> Dataset records
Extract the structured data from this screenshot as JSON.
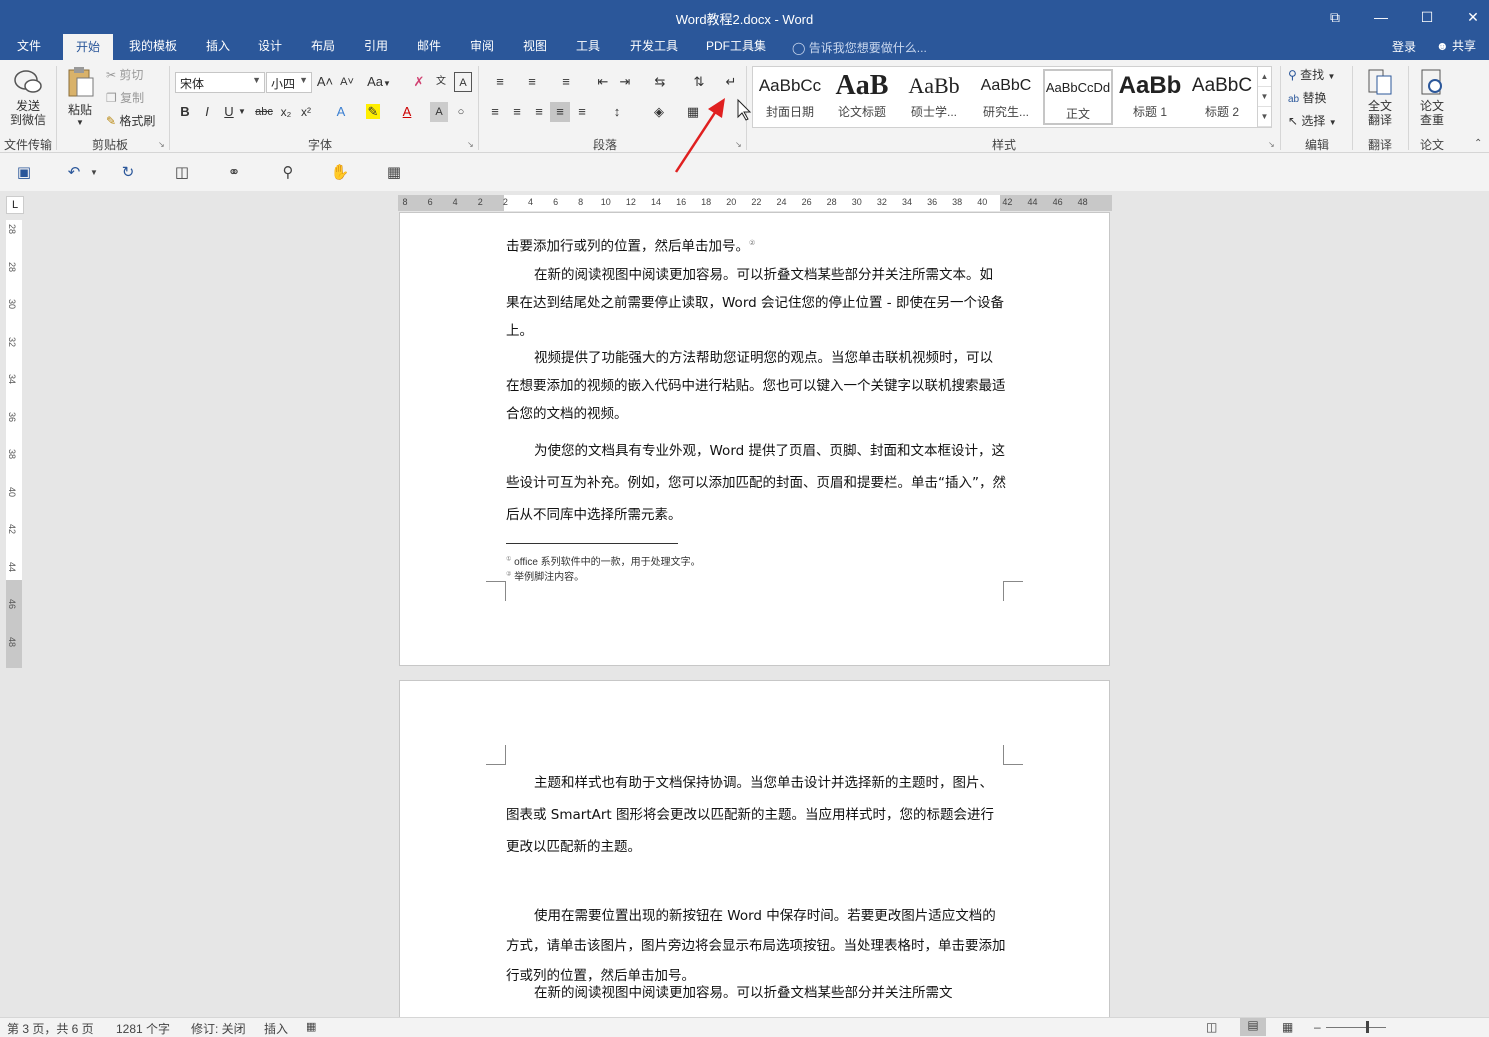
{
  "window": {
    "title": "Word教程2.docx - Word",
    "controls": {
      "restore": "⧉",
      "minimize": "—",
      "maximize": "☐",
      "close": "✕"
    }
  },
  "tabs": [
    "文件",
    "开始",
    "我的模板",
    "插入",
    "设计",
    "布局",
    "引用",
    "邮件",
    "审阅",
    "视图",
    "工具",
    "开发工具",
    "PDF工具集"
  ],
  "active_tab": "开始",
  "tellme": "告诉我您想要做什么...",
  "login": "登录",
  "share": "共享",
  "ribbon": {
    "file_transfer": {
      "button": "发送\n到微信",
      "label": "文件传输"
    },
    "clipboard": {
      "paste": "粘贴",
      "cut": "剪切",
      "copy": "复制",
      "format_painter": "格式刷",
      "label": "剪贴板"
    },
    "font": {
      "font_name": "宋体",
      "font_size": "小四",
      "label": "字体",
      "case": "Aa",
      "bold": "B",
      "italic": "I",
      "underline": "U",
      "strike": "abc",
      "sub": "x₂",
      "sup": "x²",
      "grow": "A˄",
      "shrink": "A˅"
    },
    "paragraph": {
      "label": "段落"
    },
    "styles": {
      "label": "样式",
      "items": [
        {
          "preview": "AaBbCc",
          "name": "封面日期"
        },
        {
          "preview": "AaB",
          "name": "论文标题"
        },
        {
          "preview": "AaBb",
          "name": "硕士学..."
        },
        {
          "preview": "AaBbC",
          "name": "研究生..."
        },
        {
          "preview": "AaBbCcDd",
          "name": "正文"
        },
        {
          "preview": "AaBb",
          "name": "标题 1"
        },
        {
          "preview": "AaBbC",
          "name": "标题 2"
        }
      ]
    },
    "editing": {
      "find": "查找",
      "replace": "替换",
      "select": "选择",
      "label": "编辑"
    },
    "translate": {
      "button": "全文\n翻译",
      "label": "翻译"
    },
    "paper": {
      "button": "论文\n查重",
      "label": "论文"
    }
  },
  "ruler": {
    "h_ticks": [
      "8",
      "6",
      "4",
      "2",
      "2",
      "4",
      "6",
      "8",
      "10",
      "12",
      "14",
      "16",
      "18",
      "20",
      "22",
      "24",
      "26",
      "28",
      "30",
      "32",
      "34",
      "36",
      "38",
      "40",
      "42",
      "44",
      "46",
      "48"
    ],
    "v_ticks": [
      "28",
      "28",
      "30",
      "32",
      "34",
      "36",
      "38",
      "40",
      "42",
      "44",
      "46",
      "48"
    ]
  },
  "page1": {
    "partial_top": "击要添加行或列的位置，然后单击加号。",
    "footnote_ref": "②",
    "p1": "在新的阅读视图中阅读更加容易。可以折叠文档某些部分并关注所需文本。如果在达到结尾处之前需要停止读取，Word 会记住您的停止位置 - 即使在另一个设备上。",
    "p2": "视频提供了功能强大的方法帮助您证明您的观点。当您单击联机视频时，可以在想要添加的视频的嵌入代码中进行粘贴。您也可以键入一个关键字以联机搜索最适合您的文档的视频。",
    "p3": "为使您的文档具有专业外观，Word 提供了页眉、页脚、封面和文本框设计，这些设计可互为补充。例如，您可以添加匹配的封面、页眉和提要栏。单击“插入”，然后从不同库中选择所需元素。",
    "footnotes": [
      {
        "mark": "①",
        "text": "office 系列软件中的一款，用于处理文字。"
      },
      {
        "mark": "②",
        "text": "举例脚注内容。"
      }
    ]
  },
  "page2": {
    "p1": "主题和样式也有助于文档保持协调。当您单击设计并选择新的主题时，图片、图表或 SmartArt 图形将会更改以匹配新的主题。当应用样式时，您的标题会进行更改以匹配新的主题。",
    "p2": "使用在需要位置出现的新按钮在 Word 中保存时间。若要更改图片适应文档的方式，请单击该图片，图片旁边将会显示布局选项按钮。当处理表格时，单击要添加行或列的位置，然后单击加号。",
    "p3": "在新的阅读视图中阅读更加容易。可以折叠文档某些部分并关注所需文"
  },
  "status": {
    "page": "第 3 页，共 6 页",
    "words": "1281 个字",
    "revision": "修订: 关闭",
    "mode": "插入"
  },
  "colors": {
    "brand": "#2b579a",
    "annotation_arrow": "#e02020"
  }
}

---

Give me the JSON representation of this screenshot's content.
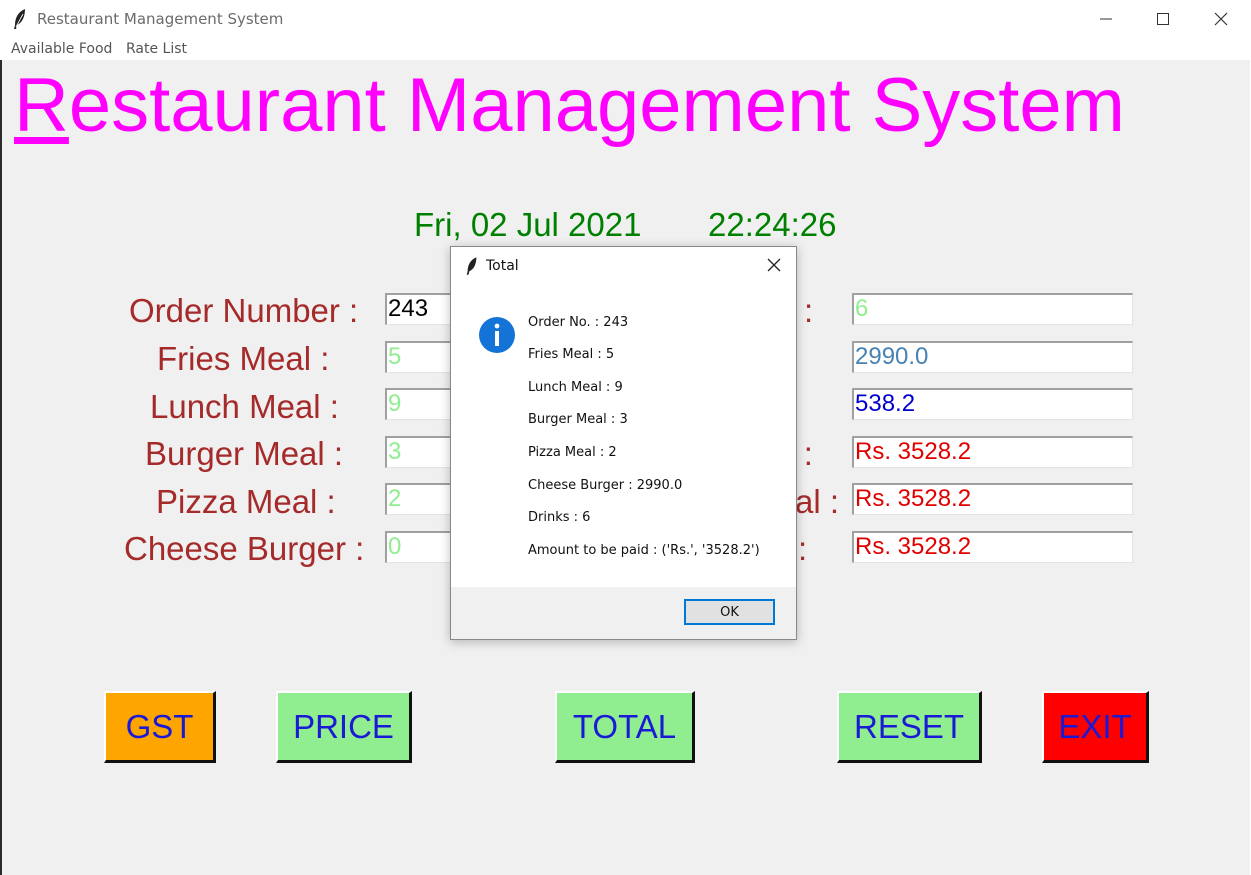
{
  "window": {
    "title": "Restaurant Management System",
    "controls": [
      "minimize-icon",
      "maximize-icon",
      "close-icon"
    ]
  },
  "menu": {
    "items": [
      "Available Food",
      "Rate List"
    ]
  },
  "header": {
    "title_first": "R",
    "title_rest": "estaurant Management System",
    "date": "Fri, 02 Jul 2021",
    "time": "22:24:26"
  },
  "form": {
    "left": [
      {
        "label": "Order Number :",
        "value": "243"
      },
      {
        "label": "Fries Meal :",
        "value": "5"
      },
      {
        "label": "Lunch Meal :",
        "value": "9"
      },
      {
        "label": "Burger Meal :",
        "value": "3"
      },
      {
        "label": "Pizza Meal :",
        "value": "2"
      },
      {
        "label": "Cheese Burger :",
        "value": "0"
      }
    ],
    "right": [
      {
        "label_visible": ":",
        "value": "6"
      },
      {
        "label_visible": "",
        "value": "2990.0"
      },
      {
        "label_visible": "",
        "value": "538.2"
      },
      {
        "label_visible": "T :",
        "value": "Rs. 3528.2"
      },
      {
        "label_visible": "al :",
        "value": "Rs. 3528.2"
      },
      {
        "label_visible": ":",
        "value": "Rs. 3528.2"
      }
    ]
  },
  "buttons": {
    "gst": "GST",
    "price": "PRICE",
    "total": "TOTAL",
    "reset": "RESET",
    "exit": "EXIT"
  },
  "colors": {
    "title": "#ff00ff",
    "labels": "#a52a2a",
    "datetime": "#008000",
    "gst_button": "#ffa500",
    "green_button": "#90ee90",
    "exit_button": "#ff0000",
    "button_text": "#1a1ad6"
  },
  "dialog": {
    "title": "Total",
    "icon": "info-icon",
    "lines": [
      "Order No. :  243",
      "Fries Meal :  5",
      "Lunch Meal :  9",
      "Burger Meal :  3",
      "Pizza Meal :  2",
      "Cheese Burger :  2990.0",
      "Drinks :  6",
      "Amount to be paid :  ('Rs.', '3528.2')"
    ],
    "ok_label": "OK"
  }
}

> Given task
Above are the records; copy every line in them that holds the word "System".

> Finished answer
    "title": "Restaurant Management System",
    "title_rest": "estaurant Management System",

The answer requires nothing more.